### Supplied records

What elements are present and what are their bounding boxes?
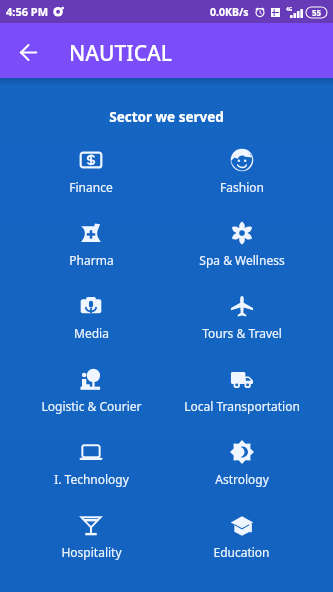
button[interactable]: Fashion	[166, 148, 317, 195]
button[interactable]: Back	[11, 35, 45, 69]
staticText: Finance	[69, 179, 113, 195]
button[interactable]: I. Technology	[16, 440, 166, 487]
staticText: Hospitality	[61, 544, 122, 560]
staticText: Tours & Travel	[202, 325, 282, 341]
staticText: Astrology	[215, 471, 269, 487]
button[interactable]: Pharma	[16, 221, 166, 268]
staticText: 55	[312, 7, 322, 18]
staticText: Sector we served	[0, 108, 333, 126]
button[interactable]: Logistic & Courier	[16, 367, 166, 414]
staticText: NAUTICAL	[69, 39, 173, 68]
button[interactable]: Local Transportation	[166, 367, 317, 414]
button[interactable]: Media	[16, 294, 166, 341]
button[interactable]: Finance	[16, 148, 166, 195]
staticText: Media	[74, 325, 109, 341]
staticText: Spa & Wellness	[199, 252, 285, 268]
button[interactable]: Spa & Wellness	[166, 221, 317, 268]
staticText: Pharma	[69, 252, 114, 268]
staticText: I. Technology	[54, 471, 129, 487]
staticText: Local Transportation	[184, 398, 300, 414]
button[interactable]: Tours & Travel	[166, 294, 317, 341]
button[interactable]: Hospitality	[16, 513, 166, 560]
staticText: 0.0KB/s	[210, 5, 249, 19]
staticText: Logistic & Courier	[41, 398, 142, 414]
staticText: 4G	[286, 6, 293, 13]
staticText: 4:56 PM	[6, 4, 49, 19]
staticText: Fashion	[220, 179, 264, 195]
button[interactable]: Education	[166, 513, 317, 560]
staticText: Education	[213, 544, 270, 560]
button[interactable]: Astrology	[166, 440, 317, 487]
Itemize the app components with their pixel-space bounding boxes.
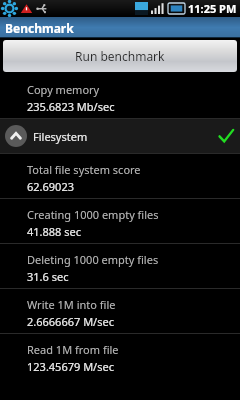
staticText: Creating 1000 empty files — [27, 207, 159, 222]
staticText: 2.6666667 M/sec — [27, 314, 114, 329]
staticText: Benchmark — [5, 20, 74, 36]
staticText: 31.6 sec — [27, 269, 69, 284]
staticText: 123.45679 M/sec — [27, 359, 114, 374]
other: Collapse Filesystem — [5, 125, 27, 147]
button[interactable]: Deleting 1000 empty files — [0, 244, 240, 288]
button[interactable]: Collapse Filesystem — [0, 119, 240, 153]
staticText: Run benchmark — [75, 48, 165, 64]
staticText: 11:25 PM — [188, 1, 237, 16]
staticText: 235.6823 Mb/sec — [27, 99, 115, 114]
button[interactable]: Copy memory — [0, 74, 240, 118]
other: Completed — [217, 127, 235, 145]
button[interactable]: Read 1M from file — [0, 334, 240, 378]
button[interactable]: Creating 1000 empty files — [0, 199, 240, 243]
staticText: Copy memory — [27, 82, 100, 97]
staticText: Read 1M from file — [27, 342, 119, 357]
staticText: 41.888 sec — [27, 224, 82, 239]
button[interactable]: Total file system score — [0, 154, 240, 198]
staticText: Deleting 1000 empty files — [27, 252, 159, 267]
staticText: 62.69023 — [27, 179, 74, 194]
staticText: Filesystem — [33, 129, 88, 144]
button[interactable]: Write 1M into file — [0, 289, 240, 333]
staticText: Write 1M into file — [27, 297, 116, 312]
button[interactable]: Run benchmark — [3, 40, 237, 72]
staticText: Total file system score — [27, 162, 141, 177]
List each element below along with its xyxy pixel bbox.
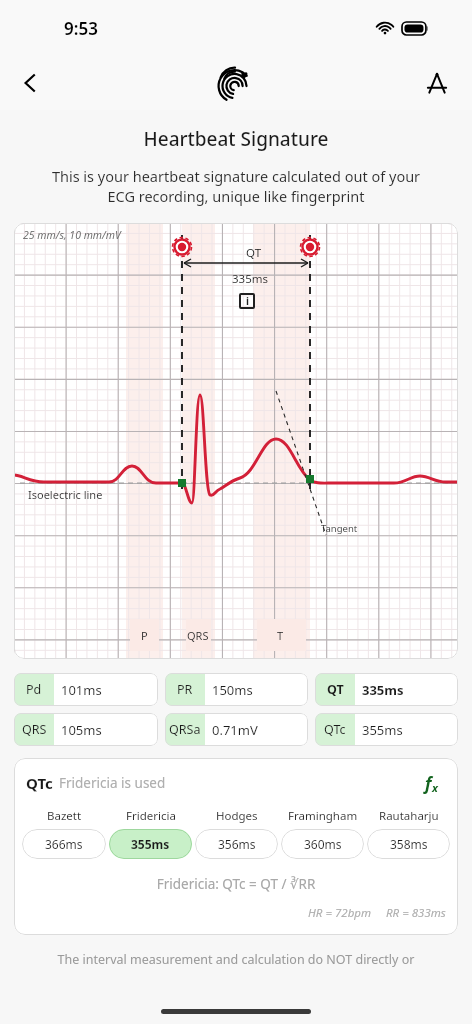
staticText: 25 mm/s, 10 mm/mV: [23, 228, 121, 242]
button[interactable]: 358ms: [367, 829, 450, 859]
staticText: 366ms: [45, 836, 83, 852]
staticText: 101ms: [61, 681, 102, 699]
button[interactable]: 360ms: [281, 829, 364, 859]
staticText: 9:53: [64, 17, 98, 40]
staticText: QT: [327, 681, 344, 698]
staticText: Fridericia: [126, 808, 176, 824]
staticText: 335ms: [362, 681, 404, 699]
staticText: Fridericia: QTc = QT / ∛RR: [22, 875, 450, 893]
button[interactable]: QRSa: [165, 713, 308, 746]
button[interactable]: Heartbeat signature: [212, 59, 260, 107]
staticText: HR = 72bpm: [308, 905, 372, 921]
staticText: T: [277, 628, 284, 643]
staticText: P: [141, 628, 148, 643]
staticText: 150ms: [212, 681, 253, 699]
staticText: x: [432, 780, 438, 795]
button[interactable]: PR: [165, 673, 308, 706]
button[interactable]: 356ms: [195, 829, 278, 859]
staticText: QRS: [187, 628, 209, 643]
button[interactable]: Pd: [14, 673, 158, 706]
staticText: This is your heartbeat signature calcula…: [24, 166, 448, 207]
staticText: 335ms: [232, 271, 268, 287]
staticText: Heartbeat Signature: [0, 126, 472, 152]
staticText: Isoelectric line: [28, 487, 103, 502]
button[interactable]: Back: [8, 61, 52, 105]
staticText: QT: [246, 245, 262, 261]
staticText: Rautaharju: [379, 808, 439, 824]
staticText: 358ms: [390, 836, 428, 852]
staticText: 356ms: [218, 836, 256, 852]
button[interactable]: 355ms: [109, 829, 192, 859]
staticText: 360ms: [304, 836, 342, 852]
button[interactable]: QRS: [14, 713, 158, 746]
staticText: QRSa: [169, 721, 201, 738]
staticText: Hodges: [216, 808, 258, 824]
staticText: Pd: [26, 681, 42, 698]
staticText: 105ms: [61, 721, 102, 739]
button[interactable]: QT: [315, 673, 458, 706]
button[interactable]: QTc: [315, 713, 458, 746]
staticText: PR: [177, 681, 193, 698]
button[interactable]: Info: [239, 293, 255, 309]
button[interactable]: Formula: [416, 768, 446, 798]
staticText: QRS: [22, 721, 47, 738]
staticText: 0.71mV: [212, 721, 258, 739]
staticText: 355ms: [131, 836, 170, 852]
button[interactable]: 366ms: [22, 829, 106, 859]
staticText: RR = 833ms: [386, 905, 446, 921]
staticText: Fridericia is used: [59, 774, 166, 792]
staticText: Tangent: [321, 522, 358, 535]
button[interactable]: Caliper: [416, 62, 458, 104]
staticText: 355ms: [362, 721, 403, 739]
staticText: Framingham: [288, 808, 358, 824]
staticText: Bazett: [47, 808, 82, 824]
staticText: i: [246, 294, 249, 308]
staticText: The interval measurement and calculation…: [16, 951, 456, 968]
staticText: f: [425, 772, 432, 795]
staticText: QTc: [26, 773, 53, 793]
staticText: QTc: [324, 721, 346, 738]
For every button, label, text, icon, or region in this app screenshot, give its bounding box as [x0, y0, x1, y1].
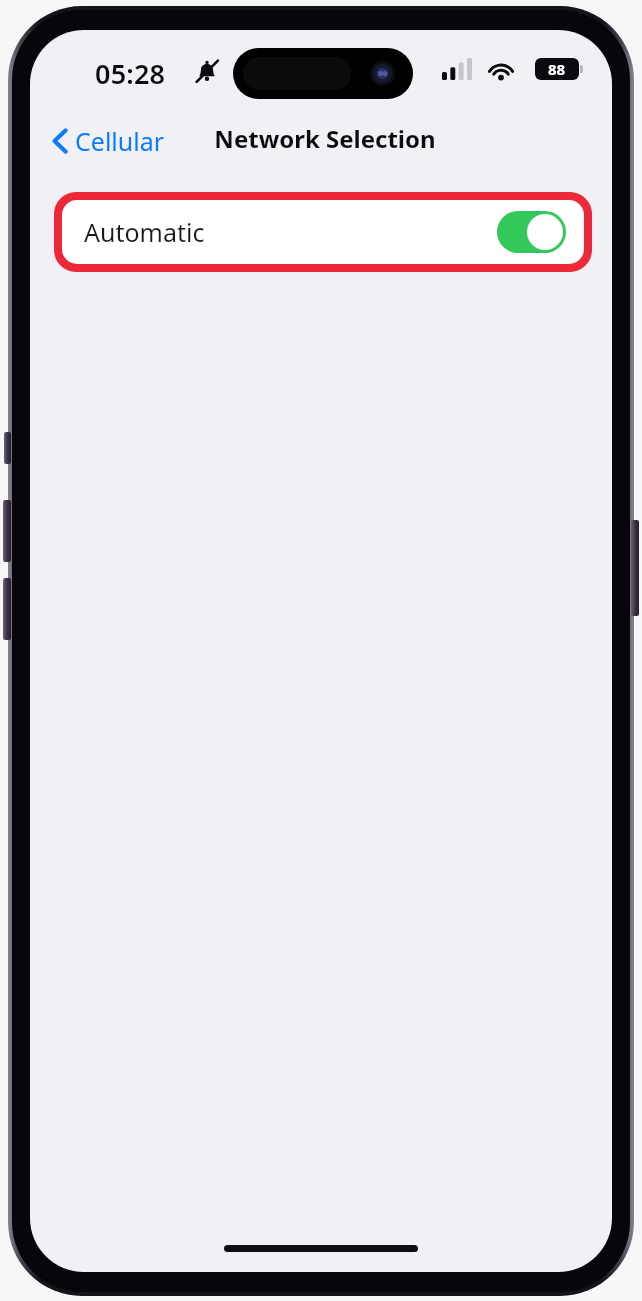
staticText: Network Selection: [214, 122, 436, 155]
staticText: 05:28: [95, 55, 166, 92]
staticText: Cellular: [75, 124, 165, 158]
button[interactable]: Automatic: [62, 200, 584, 264]
staticText: Automatic: [84, 215, 205, 249]
staticText: 88: [548, 59, 566, 79]
button[interactable]: Cellular: [44, 118, 173, 164]
button[interactable]: Automatic network selection, on: [497, 211, 566, 253]
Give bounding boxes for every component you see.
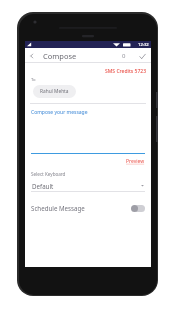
staticText: Default — [32, 182, 54, 190]
staticText: SMS Credits 5723 — [105, 68, 146, 75]
button[interactable]: Back — [25, 49, 39, 63]
button[interactable]: Compose your message — [25, 109, 151, 153]
button[interactable]: Send — [136, 50, 148, 62]
staticText: Select Keyboard — [31, 171, 66, 177]
button[interactable]: Schedule Message — [25, 201, 151, 215]
staticText: Schedule Message — [31, 204, 85, 212]
button[interactable]: Default — [25, 180, 151, 191]
staticText: Rahul Mehta — [40, 88, 69, 95]
staticText: Preview — [126, 158, 145, 165]
button[interactable]: Preview — [126, 157, 151, 166]
staticText: To — [31, 77, 36, 83]
staticText: 0 — [122, 52, 126, 60]
button[interactable]: Rahul Mehta — [33, 85, 76, 98]
staticText: Compose — [43, 51, 77, 61]
staticText: 12:32 — [138, 42, 149, 48]
button[interactable]: 0 — [118, 50, 130, 62]
staticText: Compose your message — [31, 109, 88, 116]
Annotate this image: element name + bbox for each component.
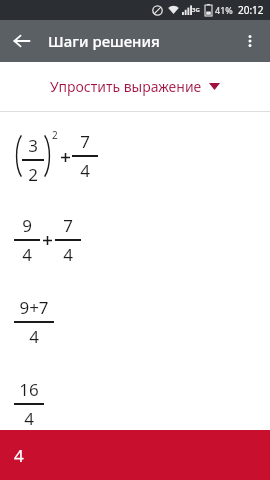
button[interactable]: Back (5, 24, 39, 58)
staticText: 3 (28, 134, 38, 157)
staticText: 4 (80, 159, 90, 182)
staticText: 4 (24, 407, 34, 430)
button[interactable]: 4 (0, 430, 270, 480)
staticText: 41% (215, 4, 233, 16)
staticText: 4 (29, 325, 39, 348)
button[interactable]: Упростить выражение (0, 62, 270, 111)
button[interactable]: More options (233, 24, 267, 58)
staticText: 9+7 (19, 296, 49, 319)
staticText: 9 (22, 214, 32, 237)
staticText: 4 (14, 444, 24, 467)
button[interactable]: 16 (0, 378, 270, 430)
button[interactable]: 9 (0, 214, 270, 266)
staticText: 7 (63, 214, 73, 237)
staticText: 3G (192, 6, 200, 14)
staticText: 4 (22, 243, 32, 266)
staticText: 4 (63, 243, 73, 266)
staticText: 7 (80, 130, 90, 153)
staticText: Упростить выражение (50, 77, 202, 96)
staticText: 16 (19, 378, 39, 401)
button[interactable]: 9+7 (0, 296, 270, 348)
staticText: Шаги решения (48, 31, 160, 51)
staticText: 20:12 (238, 3, 264, 17)
button[interactable]: 3 (0, 126, 270, 186)
staticText: 2 (52, 128, 58, 142)
staticText: 2 (28, 163, 38, 186)
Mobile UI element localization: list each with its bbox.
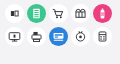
button[interactable]: Medal — [71, 27, 90, 46]
button[interactable]: Monitor — [5, 27, 24, 46]
button[interactable]: Factory — [71, 4, 90, 23]
button[interactable]: Shopping cart — [49, 4, 68, 23]
button[interactable]: Calendar — [93, 27, 112, 46]
button[interactable]: Printer — [27, 27, 46, 46]
button[interactable]: Video — [49, 27, 68, 46]
button[interactable]: Article — [27, 4, 46, 23]
button[interactable]: Bottle — [93, 4, 112, 23]
button[interactable]: Book — [5, 4, 24, 23]
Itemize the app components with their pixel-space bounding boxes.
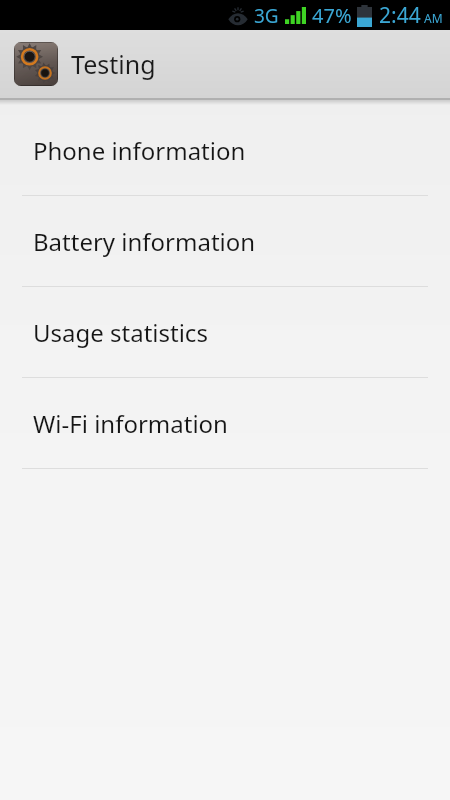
button[interactable]: Battery information <box>0 196 450 286</box>
button[interactable]: Usage statistics <box>0 287 450 377</box>
other: Battery 47 percent <box>357 5 372 27</box>
staticText: Wi-Fi information <box>33 407 228 440</box>
button[interactable]: Wi-Fi information <box>0 378 450 468</box>
staticText: Battery information <box>33 225 256 258</box>
staticText: 3G <box>254 3 279 29</box>
other: Signal strength <box>285 7 306 24</box>
staticText: 2:44 <box>379 1 421 30</box>
other: Smart stay <box>227 6 249 26</box>
staticText: Testing <box>71 47 156 81</box>
staticText: Phone information <box>33 134 246 167</box>
staticText: AM <box>424 10 443 26</box>
button[interactable]: Phone information <box>0 105 450 195</box>
staticText: 47% <box>312 2 352 29</box>
staticText: Usage statistics <box>33 316 208 349</box>
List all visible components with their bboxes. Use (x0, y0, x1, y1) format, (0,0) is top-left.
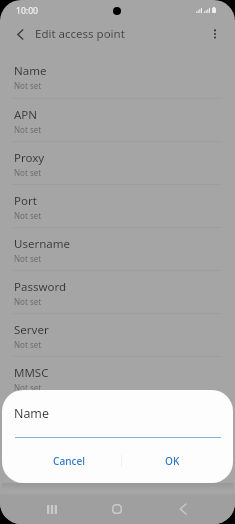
staticText: Not set (14, 167, 42, 178)
staticText: MMSC (14, 365, 49, 381)
staticText: Port (14, 193, 37, 209)
button[interactable]: Password (0, 271, 235, 313)
staticText: Not set (14, 382, 42, 393)
staticText: APN (14, 107, 38, 123)
staticText: OK (165, 454, 180, 468)
staticText: Cancel (53, 454, 85, 468)
staticText: Name (14, 63, 47, 79)
button[interactable]: Server (0, 314, 235, 356)
staticText: Name (14, 405, 49, 422)
staticText: Not set (14, 339, 42, 350)
button[interactable]: Home (99, 497, 135, 521)
staticText: 10:00 (16, 5, 38, 17)
staticText: Not set (14, 296, 42, 307)
staticText: Server (14, 322, 49, 338)
staticText: Not set (14, 124, 42, 135)
button[interactable]: Port (0, 185, 235, 227)
button[interactable]: APN (0, 99, 235, 141)
button[interactable]: Username (0, 228, 235, 270)
button[interactable]: Navigate up (5, 19, 35, 49)
staticText: Not set (14, 80, 42, 91)
button[interactable]: Recents (34, 497, 70, 521)
staticText: Not set (14, 210, 42, 221)
staticText: Edit access point (35, 26, 125, 42)
staticText: Password (14, 279, 67, 295)
staticText: Not set (14, 253, 42, 264)
button[interactable]: MMSC (0, 357, 235, 399)
button[interactable]: More options (200, 19, 230, 49)
button[interactable]: Proxy (0, 142, 235, 184)
button[interactable]: OK (132, 449, 212, 473)
staticText: Username (14, 236, 70, 252)
button[interactable]: Cancel (29, 449, 109, 473)
staticText: Proxy (14, 150, 45, 166)
button[interactable]: Back (165, 497, 201, 521)
button[interactable]: Name (0, 55, 235, 98)
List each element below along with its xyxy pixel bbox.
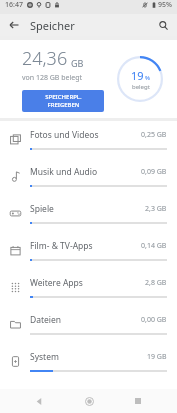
staticText: von 128 GB belegt xyxy=(22,73,83,83)
staticText: 0,25 GB xyxy=(141,130,167,140)
button[interactable]: Spiele xyxy=(0,195,177,232)
button[interactable]: Zurück xyxy=(6,17,22,33)
staticText: 0,09 GB xyxy=(141,167,167,177)
staticText: Speicher xyxy=(30,18,75,33)
button[interactable]: Musik und Audio xyxy=(0,158,177,195)
button[interactable]: Weitere Apps xyxy=(0,269,177,306)
staticText: SPEICHERPL. FREIGEBEN xyxy=(45,93,82,109)
staticText: 0,14 GB xyxy=(141,241,167,251)
staticText: 2,3 GB xyxy=(145,204,167,214)
staticText: 19 xyxy=(131,68,144,83)
button[interactable]: System xyxy=(0,343,177,380)
button[interactable]: Suchen xyxy=(155,17,171,33)
staticText: Spiele xyxy=(30,203,54,215)
staticText: Fotos und Videos xyxy=(30,129,99,141)
staticText: 24,36 xyxy=(22,46,68,71)
staticText: 19 GB xyxy=(147,352,167,362)
staticText: GB xyxy=(71,57,84,69)
staticText: Musik und Audio xyxy=(30,166,98,178)
button[interactable]: Zurück xyxy=(28,390,50,412)
staticText: Film- & TV-Apps xyxy=(30,240,93,252)
button[interactable]: SPEICHERPL. FREIGEBEN xyxy=(22,90,104,112)
staticText: 95% xyxy=(158,0,172,10)
staticText: Weitere Apps xyxy=(30,277,83,289)
staticText: % xyxy=(145,74,150,82)
button[interactable]: Dateien xyxy=(0,306,177,343)
staticText: belegt xyxy=(132,83,150,91)
staticText: 2,8 GB xyxy=(145,278,167,288)
staticText: System xyxy=(30,351,59,363)
button[interactable]: Film- & TV-Apps xyxy=(0,232,177,269)
button[interactable]: Fotos und Videos xyxy=(0,121,177,158)
staticText: 16:47 xyxy=(5,0,23,10)
button[interactable]: Zuletzt verwendet xyxy=(127,390,149,412)
button[interactable]: Startbildschirm xyxy=(78,390,100,412)
staticText: 0,00 GB xyxy=(141,315,167,325)
staticText: Dateien xyxy=(30,314,62,326)
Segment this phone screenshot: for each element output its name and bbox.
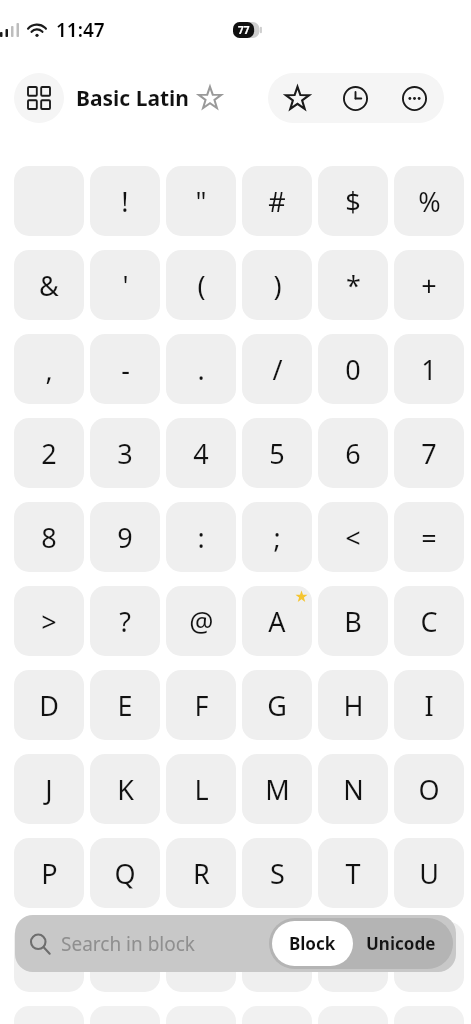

######

Exercise aim: Copy the lines of the listing from the line containing "staticText: von 128" up to and including the line containing "button[interactable]: Weitere Apps", reproducing them without any change.

Exercise answer:
staticText: von 128 GB belegt xyxy=(22,73,83,83)
staticText: 0,25 GB xyxy=(141,130,167,140)
button[interactable]: Spiele xyxy=(0,195,177,232)
button[interactable]: Zurück xyxy=(6,17,22,33)
staticText: 0,09 GB xyxy=(141,167,167,177)
staticText: Speicher xyxy=(30,18,75,33)
button[interactable]: Musik und Audio xyxy=(0,158,177,195)
button[interactable]: Weitere Apps xyxy=(0,269,177,306)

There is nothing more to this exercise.